[What is needed] Select every line holding the word "Income" and copy it.

begin Records

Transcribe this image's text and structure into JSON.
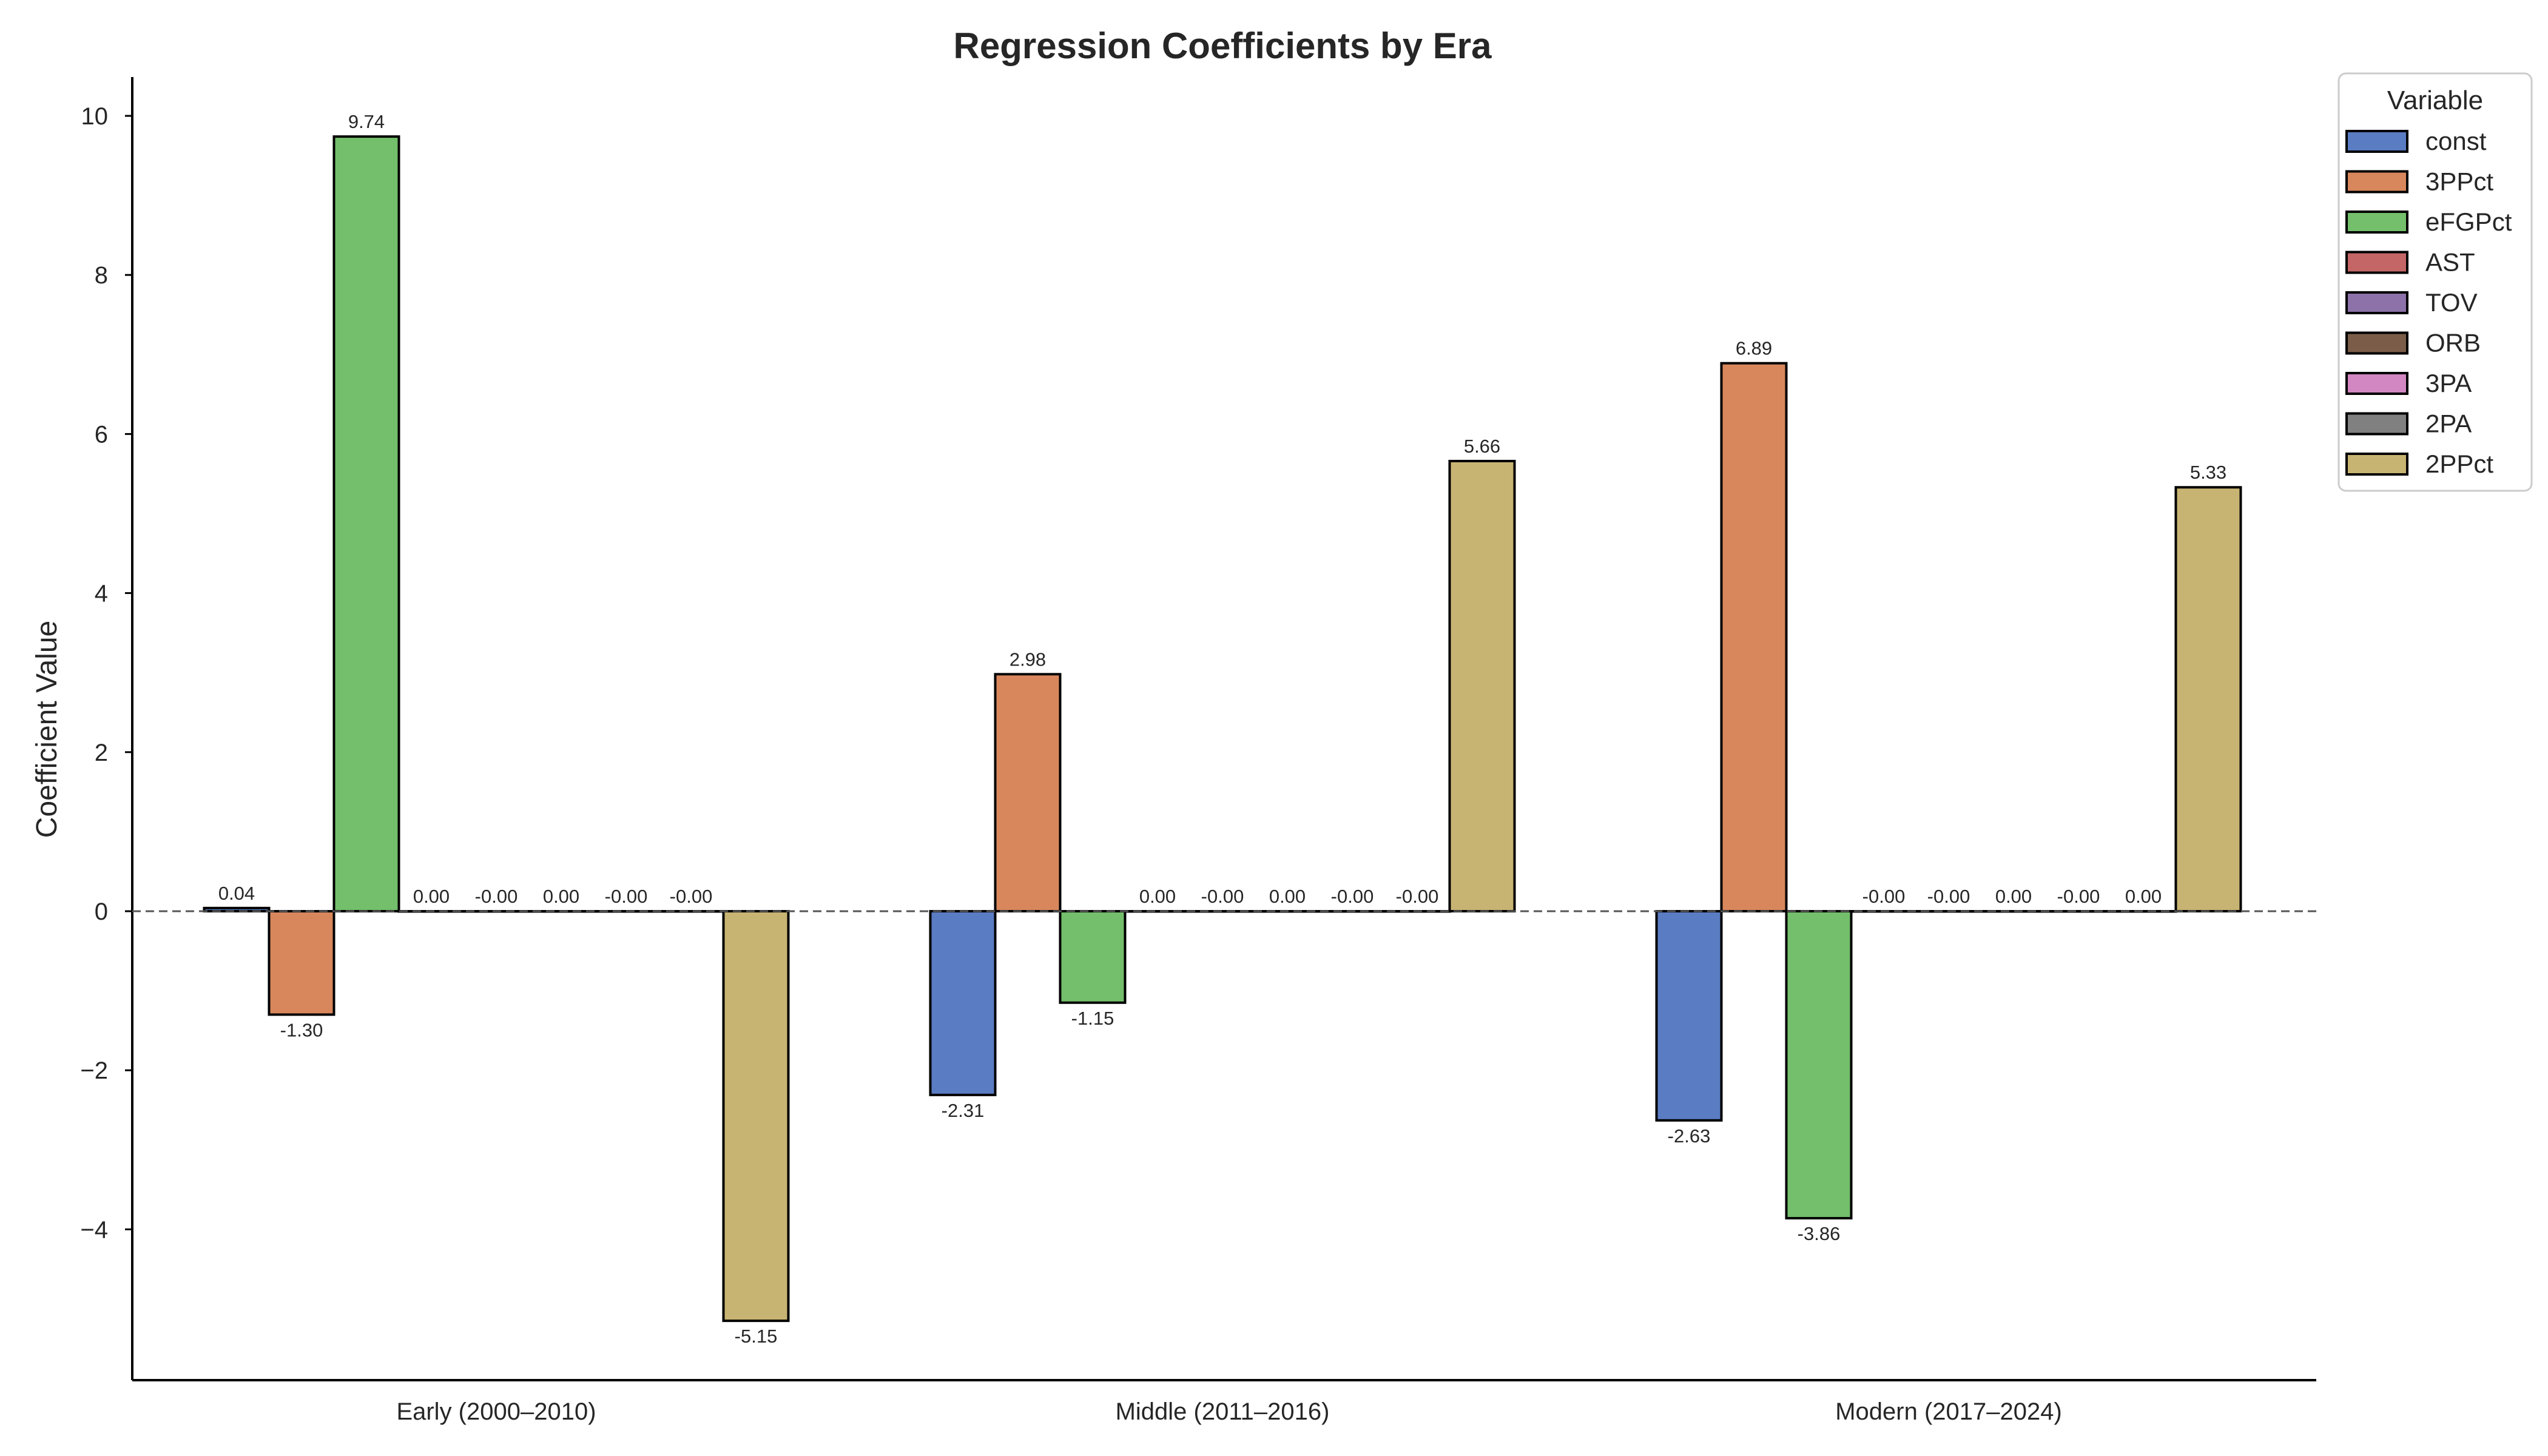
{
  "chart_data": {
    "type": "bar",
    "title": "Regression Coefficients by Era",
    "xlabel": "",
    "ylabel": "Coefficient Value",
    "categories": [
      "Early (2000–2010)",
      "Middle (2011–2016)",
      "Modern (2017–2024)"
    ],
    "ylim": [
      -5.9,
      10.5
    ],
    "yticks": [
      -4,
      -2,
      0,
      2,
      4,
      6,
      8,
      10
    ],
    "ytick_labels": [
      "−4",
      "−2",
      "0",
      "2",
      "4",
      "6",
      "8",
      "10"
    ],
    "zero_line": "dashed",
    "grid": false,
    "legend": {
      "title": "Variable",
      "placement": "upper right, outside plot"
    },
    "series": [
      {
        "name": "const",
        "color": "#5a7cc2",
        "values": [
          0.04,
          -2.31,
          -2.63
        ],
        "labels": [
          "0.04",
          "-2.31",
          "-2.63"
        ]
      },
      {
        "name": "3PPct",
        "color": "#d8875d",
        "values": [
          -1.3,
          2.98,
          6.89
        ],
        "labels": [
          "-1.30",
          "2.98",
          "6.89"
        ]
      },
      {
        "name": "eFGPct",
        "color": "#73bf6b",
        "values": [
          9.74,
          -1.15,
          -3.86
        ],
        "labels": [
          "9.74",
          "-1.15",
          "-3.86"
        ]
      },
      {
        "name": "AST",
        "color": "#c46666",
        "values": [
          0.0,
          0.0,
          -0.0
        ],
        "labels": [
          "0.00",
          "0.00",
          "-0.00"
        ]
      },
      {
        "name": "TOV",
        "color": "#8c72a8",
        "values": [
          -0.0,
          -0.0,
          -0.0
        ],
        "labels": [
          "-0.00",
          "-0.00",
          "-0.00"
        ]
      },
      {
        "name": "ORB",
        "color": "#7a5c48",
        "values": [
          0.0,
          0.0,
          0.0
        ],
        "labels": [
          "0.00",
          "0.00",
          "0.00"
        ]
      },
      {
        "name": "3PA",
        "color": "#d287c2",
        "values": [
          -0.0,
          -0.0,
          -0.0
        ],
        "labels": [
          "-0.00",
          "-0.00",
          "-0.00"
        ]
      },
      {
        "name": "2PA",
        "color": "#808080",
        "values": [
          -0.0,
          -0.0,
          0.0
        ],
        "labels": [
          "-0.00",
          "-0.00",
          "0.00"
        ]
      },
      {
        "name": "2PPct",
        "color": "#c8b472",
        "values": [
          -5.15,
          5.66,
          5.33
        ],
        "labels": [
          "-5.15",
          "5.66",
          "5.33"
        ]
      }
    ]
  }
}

end Records
begin Records

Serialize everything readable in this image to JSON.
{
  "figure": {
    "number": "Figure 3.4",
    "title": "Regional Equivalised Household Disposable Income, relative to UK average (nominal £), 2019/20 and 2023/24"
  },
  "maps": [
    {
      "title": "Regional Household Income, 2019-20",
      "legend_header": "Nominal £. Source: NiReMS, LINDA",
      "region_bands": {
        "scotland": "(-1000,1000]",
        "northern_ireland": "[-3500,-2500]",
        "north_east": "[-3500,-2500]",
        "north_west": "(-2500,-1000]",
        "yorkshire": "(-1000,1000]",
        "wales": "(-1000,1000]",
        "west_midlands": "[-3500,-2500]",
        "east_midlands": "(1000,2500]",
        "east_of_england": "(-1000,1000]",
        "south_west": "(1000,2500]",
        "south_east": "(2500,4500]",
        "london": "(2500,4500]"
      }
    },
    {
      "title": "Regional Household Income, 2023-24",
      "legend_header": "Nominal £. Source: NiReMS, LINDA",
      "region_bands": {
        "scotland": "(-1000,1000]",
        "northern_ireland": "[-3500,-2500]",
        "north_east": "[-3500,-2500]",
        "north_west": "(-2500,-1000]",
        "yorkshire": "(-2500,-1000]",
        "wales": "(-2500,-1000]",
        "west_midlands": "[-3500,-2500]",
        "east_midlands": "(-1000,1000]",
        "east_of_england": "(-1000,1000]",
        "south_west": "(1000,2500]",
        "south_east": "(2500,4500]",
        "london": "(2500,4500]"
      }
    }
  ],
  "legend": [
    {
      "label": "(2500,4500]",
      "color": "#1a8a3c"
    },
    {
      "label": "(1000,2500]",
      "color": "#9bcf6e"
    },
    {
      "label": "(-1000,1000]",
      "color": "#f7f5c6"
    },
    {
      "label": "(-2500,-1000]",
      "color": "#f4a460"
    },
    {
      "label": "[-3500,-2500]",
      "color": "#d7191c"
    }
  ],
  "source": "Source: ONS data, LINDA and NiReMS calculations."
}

end Records

[Correct answer]
    "title": "Regional Equivalised Household Disposable Income, relative to UK average (nominal £), 2019/20 and 2023/24"
      "title": "Regional Household Income, 2019-20",
      "title": "Regional Household Income, 2023-24",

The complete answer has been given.